= Task statement =
Find the word "this" in the material below and gather every line that contains it.

= Excerpt from a dataset =
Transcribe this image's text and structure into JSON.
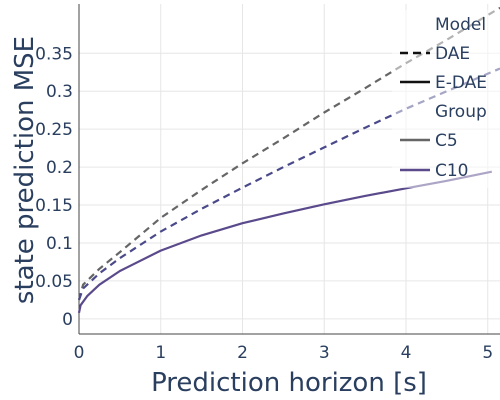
{
  "chart_data": {
    "type": "line",
    "xlabel": "Prediction horizon [s]",
    "ylabel": "state prediction MSE",
    "xlim": [
      0,
      5.15
    ],
    "ylim": [
      -0.02,
      0.415
    ],
    "x_ticks": [
      "0",
      "1",
      "2",
      "3",
      "4",
      "5"
    ],
    "y_ticks": [
      "0",
      "0.05",
      "0.1",
      "0.15",
      "0.2",
      "0.25",
      "0.3",
      "0.35"
    ],
    "grid": true,
    "legend": {
      "placement": "top-right",
      "model_title": "Model",
      "model_entries": [
        {
          "label": "DAE",
          "dash": "dashed"
        },
        {
          "label": "E-DAE",
          "dash": "solid"
        }
      ],
      "group_title": "Group",
      "group_entries": [
        {
          "label": "C5",
          "color": "#666666"
        },
        {
          "label": "C10",
          "color": "#5b4a8b"
        }
      ]
    },
    "series": [
      {
        "model": "DAE",
        "group": "C5",
        "color": "#666666",
        "dash": "dashed",
        "x": [
          0,
          0.05,
          0.25,
          0.5,
          1,
          1.5,
          2,
          2.5,
          3,
          3.5,
          4,
          4.5,
          5.15
        ],
        "y": [
          0.025,
          0.045,
          0.066,
          0.088,
          0.133,
          0.17,
          0.205,
          0.238,
          0.272,
          0.304,
          0.337,
          0.368,
          0.41
        ]
      },
      {
        "model": "DAE",
        "group": "C10",
        "color": "#4a4a8a",
        "dash": "dashed",
        "x": [
          0,
          0.05,
          0.25,
          0.5,
          1,
          1.5,
          2,
          2.5,
          3,
          3.5,
          4,
          4.5,
          5.15
        ],
        "y": [
          0.025,
          0.04,
          0.06,
          0.08,
          0.115,
          0.145,
          0.173,
          0.2,
          0.226,
          0.252,
          0.277,
          0.3,
          0.33
        ]
      },
      {
        "model": "E-DAE",
        "group": "C10",
        "color": "#5b4a8b",
        "dash": "solid",
        "x": [
          0,
          0.02,
          0.1,
          0.25,
          0.5,
          1,
          1.5,
          2,
          2.5,
          3,
          3.5,
          4,
          4.5,
          5.05
        ],
        "y": [
          0.008,
          0.018,
          0.03,
          0.045,
          0.063,
          0.09,
          0.11,
          0.126,
          0.139,
          0.151,
          0.162,
          0.172,
          0.182,
          0.194
        ]
      }
    ]
  }
}
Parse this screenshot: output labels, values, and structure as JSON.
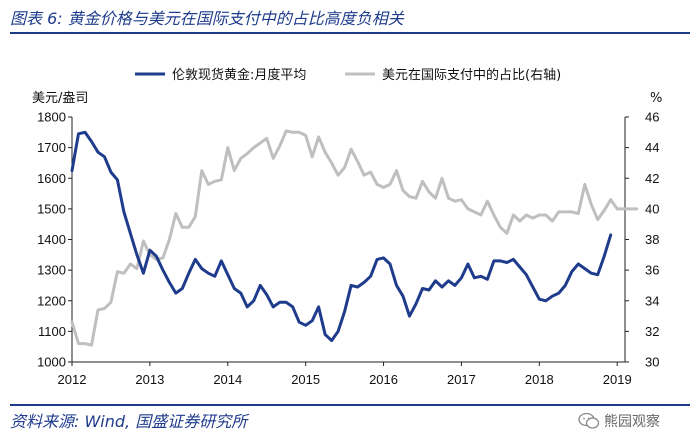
{
  "figure": {
    "title": "图表 6:  黄金价格与美元在国际支付中的占比高度负相关",
    "source": "资料来源:  Wind, 国盛证券研究所",
    "watermark": "熊园观察"
  },
  "chart_data": {
    "type": "line",
    "title": "",
    "xlabel": "",
    "ylabel_left": "美元/盎司",
    "ylabel_right": "%",
    "x_ticks": [
      "2012",
      "2013",
      "2014",
      "2015",
      "2016",
      "2017",
      "2018",
      "2019"
    ],
    "x_range": [
      2012,
      2019.1
    ],
    "y_left_ticks": [
      1000,
      1100,
      1200,
      1300,
      1400,
      1500,
      1600,
      1700,
      1800
    ],
    "y_left_range": [
      1000,
      1800
    ],
    "y_right_ticks": [
      30,
      32,
      34,
      36,
      38,
      40,
      42,
      44,
      46
    ],
    "y_right_range": [
      30,
      46
    ],
    "grid": false,
    "legend_position": "top",
    "series": [
      {
        "name": "伦敦现货黄金:月度平均",
        "axis": "left",
        "color": "#1f3c8c",
        "x": [
          "2012-01",
          "2012-02",
          "2012-03",
          "2012-04",
          "2012-05",
          "2012-06",
          "2012-07",
          "2012-08",
          "2012-09",
          "2012-10",
          "2012-11",
          "2012-12",
          "2013-01",
          "2013-02",
          "2013-03",
          "2013-04",
          "2013-05",
          "2013-06",
          "2013-07",
          "2013-08",
          "2013-09",
          "2013-10",
          "2013-11",
          "2013-12",
          "2014-01",
          "2014-02",
          "2014-03",
          "2014-04",
          "2014-05",
          "2014-06",
          "2014-07",
          "2014-08",
          "2014-09",
          "2014-10",
          "2014-11",
          "2014-12",
          "2015-01",
          "2015-02",
          "2015-03",
          "2015-04",
          "2015-05",
          "2015-06",
          "2015-07",
          "2015-08",
          "2015-09",
          "2015-10",
          "2015-11",
          "2015-12",
          "2016-01",
          "2016-02",
          "2016-03",
          "2016-04",
          "2016-05",
          "2016-06",
          "2016-07",
          "2016-08",
          "2016-09",
          "2016-10",
          "2016-11",
          "2016-12",
          "2017-01",
          "2017-02",
          "2017-03",
          "2017-04",
          "2017-05",
          "2017-06",
          "2017-07",
          "2017-08",
          "2017-09",
          "2017-10",
          "2017-11",
          "2017-12",
          "2018-01",
          "2018-02",
          "2018-03",
          "2018-04",
          "2018-05",
          "2018-06",
          "2018-07",
          "2018-08",
          "2018-09",
          "2018-10",
          "2018-11",
          "2018-12",
          "2019-01",
          "2019-02",
          "2019-03",
          "2019-04",
          "2019-05",
          "2019-06"
        ],
        "values": [
          1625,
          1745,
          1750,
          1720,
          1685,
          1670,
          1620,
          1595,
          1490,
          1420,
          1350,
          1290,
          1365,
          1345,
          1300,
          1260,
          1225,
          1240,
          1290,
          1335,
          1305,
          1290,
          1280,
          1330,
          1285,
          1240,
          1225,
          1180,
          1200,
          1250,
          1220,
          1180,
          1195,
          1195,
          1180,
          1130,
          1120,
          1135,
          1180,
          1090,
          1070,
          1100,
          1165,
          1250,
          1245,
          1260,
          1280,
          1335,
          1340,
          1320,
          1250,
          1215,
          1150,
          1190,
          1240,
          1235,
          1265,
          1245,
          1265,
          1250,
          1275,
          1320,
          1275,
          1280,
          1270,
          1330,
          1330,
          1325,
          1335,
          1310,
          1285,
          1245,
          1205,
          1200,
          1215,
          1225,
          1250,
          1295,
          1320,
          1305,
          1290,
          1285,
          1345,
          1415,
          null,
          null,
          null,
          null,
          null,
          null
        ]
      },
      {
        "name": "美元在国际支付中的占比(右轴)",
        "axis": "right",
        "color": "#bfbfbf",
        "x": [
          "2012-01",
          "2012-02",
          "2012-03",
          "2012-04",
          "2012-05",
          "2012-06",
          "2012-07",
          "2012-08",
          "2012-09",
          "2012-10",
          "2012-11",
          "2012-12",
          "2013-01",
          "2013-02",
          "2013-03",
          "2013-04",
          "2013-05",
          "2013-06",
          "2013-07",
          "2013-08",
          "2013-09",
          "2013-10",
          "2013-11",
          "2013-12",
          "2014-01",
          "2014-02",
          "2014-03",
          "2014-04",
          "2014-05",
          "2014-06",
          "2014-07",
          "2014-08",
          "2014-09",
          "2014-10",
          "2014-11",
          "2014-12",
          "2015-01",
          "2015-02",
          "2015-03",
          "2015-04",
          "2015-05",
          "2015-06",
          "2015-07",
          "2015-08",
          "2015-09",
          "2015-10",
          "2015-11",
          "2015-12",
          "2016-01",
          "2016-02",
          "2016-03",
          "2016-04",
          "2016-05",
          "2016-06",
          "2016-07",
          "2016-08",
          "2016-09",
          "2016-10",
          "2016-11",
          "2016-12",
          "2017-01",
          "2017-02",
          "2017-03",
          "2017-04",
          "2017-05",
          "2017-06",
          "2017-07",
          "2017-08",
          "2017-09",
          "2017-10",
          "2017-11",
          "2017-12",
          "2018-01",
          "2018-02",
          "2018-03",
          "2018-04",
          "2018-05",
          "2018-06",
          "2018-07",
          "2018-08",
          "2018-09",
          "2018-10",
          "2018-11",
          "2018-12",
          "2019-01",
          "2019-02",
          "2019-03",
          "2019-04",
          "2019-05",
          "2019-06"
        ],
        "values": [
          32.6,
          31.2,
          31.2,
          31.1,
          33.4,
          33.5,
          33.9,
          35.9,
          35.8,
          36.4,
          36.1,
          37.9,
          37.0,
          36.7,
          36.8,
          38.0,
          39.7,
          38.8,
          38.8,
          39.5,
          42.5,
          41.6,
          41.8,
          41.9,
          44.0,
          42.5,
          43.3,
          43.6,
          44.0,
          44.3,
          44.6,
          43.3,
          44.1,
          45.1,
          45.0,
          45.0,
          44.8,
          43.4,
          44.7,
          43.7,
          43.0,
          42.2,
          42.7,
          43.9,
          43.1,
          42.2,
          42.4,
          41.6,
          41.4,
          41.6,
          42.5,
          41.2,
          40.8,
          40.7,
          41.8,
          41.1,
          40.7,
          42.0,
          40.7,
          40.5,
          40.6,
          40.0,
          39.8,
          39.6,
          40.5,
          39.6,
          38.8,
          38.4,
          39.6,
          39.2,
          39.6,
          39.4,
          39.6,
          39.6,
          39.2,
          39.8,
          39.8,
          39.8,
          39.7,
          41.6,
          40.3,
          39.3,
          39.9,
          40.6,
          40.0,
          40.0,
          40.0,
          40.0,
          null,
          null
        ]
      }
    ]
  }
}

= Reply to the task =
Transcribe this image's text and structure into JSON.
Parse this screenshot: output labels, values, and structure as JSON.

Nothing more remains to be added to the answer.